• [ASSIGNED TASK]: Produce an exact copy of all the data below, dropping every image.

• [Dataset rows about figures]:
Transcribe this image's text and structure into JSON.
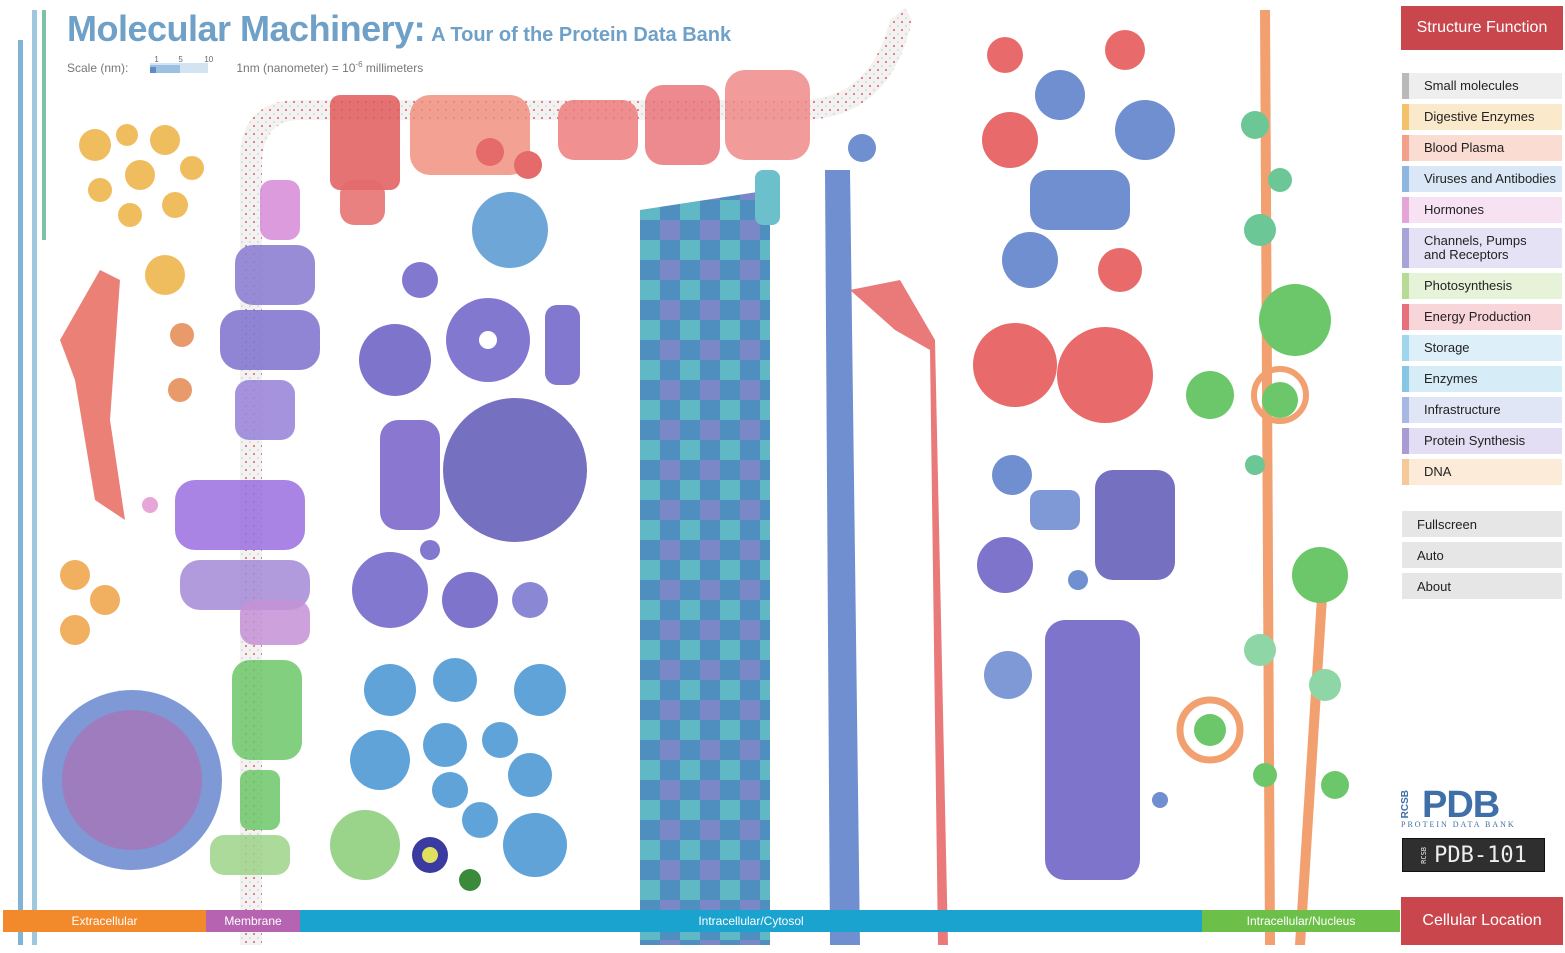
{
  "header": {
    "title": "Molecular Machinery:",
    "subtitle": "A Tour of the Protein Data Bank",
    "scale_label": "Scale (nm):",
    "scale_ticks": [
      "1",
      "5",
      "10"
    ],
    "unit_prefix": "1nm (nanometer) = 10",
    "unit_exp": "-6",
    "unit_suffix": " millimeters"
  },
  "panel": {
    "heading": "Structure Function",
    "items": [
      {
        "label": "Small molecules",
        "color": "#b9b9b9",
        "bg": "#eeeeee"
      },
      {
        "label": "Digestive Enzymes",
        "color": "#f3c26b",
        "bg": "#fbe9cc"
      },
      {
        "label": "Blood Plasma",
        "color": "#f1a08a",
        "bg": "#fbdcd2"
      },
      {
        "label": "Viruses and Antibodies",
        "color": "#8fb7e0",
        "bg": "#d9e7f6"
      },
      {
        "label": "Hormones",
        "color": "#e3a6d7",
        "bg": "#f6e2f2"
      },
      {
        "label": "Channels, Pumps",
        "label2": "and Receptors",
        "color": "#a8a3d8",
        "bg": "#e4e2f4"
      },
      {
        "label": "Photosynthesis",
        "color": "#b7db95",
        "bg": "#e6f3d9"
      },
      {
        "label": "Energy Production",
        "color": "#e8707b",
        "bg": "#f8d5d8"
      },
      {
        "label": "Storage",
        "color": "#9fd6ec",
        "bg": "#ddf0f9"
      },
      {
        "label": "Enzymes",
        "color": "#86c6e4",
        "bg": "#d6ecf7"
      },
      {
        "label": "Infrastructure",
        "color": "#a6b8e3",
        "bg": "#e0e6f6"
      },
      {
        "label": "Protein Synthesis",
        "color": "#a99bd4",
        "bg": "#e3def3"
      },
      {
        "label": "DNA",
        "color": "#f6c99a",
        "bg": "#fcebd9"
      }
    ],
    "buttons": [
      "Fullscreen",
      "Auto",
      "About"
    ],
    "logo_top": "RCSB",
    "logo_main": "PDB",
    "logo_sub": "PROTEIN DATA BANK",
    "pdb101_tag": "RCSB",
    "pdb101": "PDB-101"
  },
  "locations": {
    "heading": "Cellular Location",
    "segments": [
      {
        "label": "Extracellular",
        "color": "#f28a2c"
      },
      {
        "label": "Membrane",
        "color": "#b664b2"
      },
      {
        "label": "Intracellular/Cytosol",
        "color": "#1aa3cf"
      },
      {
        "label": "Intracellular/Nucleus",
        "color": "#6cc04a"
      }
    ]
  }
}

• [RESPONSE BELOW]:
Transcribe this image's text and structure into JSON.
{
  "header": {
    "title": "Molecular Machinery:",
    "subtitle": "A Tour of the Protein Data Bank",
    "scale_label": "Scale (nm):",
    "scale_ticks": [
      "1",
      "5",
      "10"
    ],
    "unit_prefix": "1nm (nanometer) = 10",
    "unit_exp": "-6",
    "unit_suffix": " millimeters"
  },
  "panel": {
    "heading": "Structure Function",
    "items": [
      {
        "label": "Small molecules",
        "color": "#b9b9b9",
        "bg": "#eeeeee"
      },
      {
        "label": "Digestive Enzymes",
        "color": "#f3c26b",
        "bg": "#fbe9cc"
      },
      {
        "label": "Blood Plasma",
        "color": "#f1a08a",
        "bg": "#fbdcd2"
      },
      {
        "label": "Viruses and Antibodies",
        "color": "#8fb7e0",
        "bg": "#d9e7f6"
      },
      {
        "label": "Hormones",
        "color": "#e3a6d7",
        "bg": "#f6e2f2"
      },
      {
        "label": "Channels, Pumps",
        "label2": "and Receptors",
        "color": "#a8a3d8",
        "bg": "#e4e2f4"
      },
      {
        "label": "Photosynthesis",
        "color": "#b7db95",
        "bg": "#e6f3d9"
      },
      {
        "label": "Energy Production",
        "color": "#e8707b",
        "bg": "#f8d5d8"
      },
      {
        "label": "Storage",
        "color": "#9fd6ec",
        "bg": "#ddf0f9"
      },
      {
        "label": "Enzymes",
        "color": "#86c6e4",
        "bg": "#d6ecf7"
      },
      {
        "label": "Infrastructure",
        "color": "#a6b8e3",
        "bg": "#e0e6f6"
      },
      {
        "label": "Protein Synthesis",
        "color": "#a99bd4",
        "bg": "#e3def3"
      },
      {
        "label": "DNA",
        "color": "#f6c99a",
        "bg": "#fcebd9"
      }
    ],
    "buttons": [
      "Fullscreen",
      "Auto",
      "About"
    ],
    "logo_top": "RCSB",
    "logo_main": "PDB",
    "logo_sub": "PROTEIN DATA BANK",
    "pdb101_tag": "RCSB",
    "pdb101": "PDB-101"
  },
  "locations": {
    "heading": "Cellular Location",
    "segments": [
      {
        "label": "Extracellular",
        "color": "#f28a2c"
      },
      {
        "label": "Membrane",
        "color": "#b664b2"
      },
      {
        "label": "Intracellular/Cytosol",
        "color": "#1aa3cf"
      },
      {
        "label": "Intracellular/Nucleus",
        "color": "#6cc04a"
      }
    ]
  }
}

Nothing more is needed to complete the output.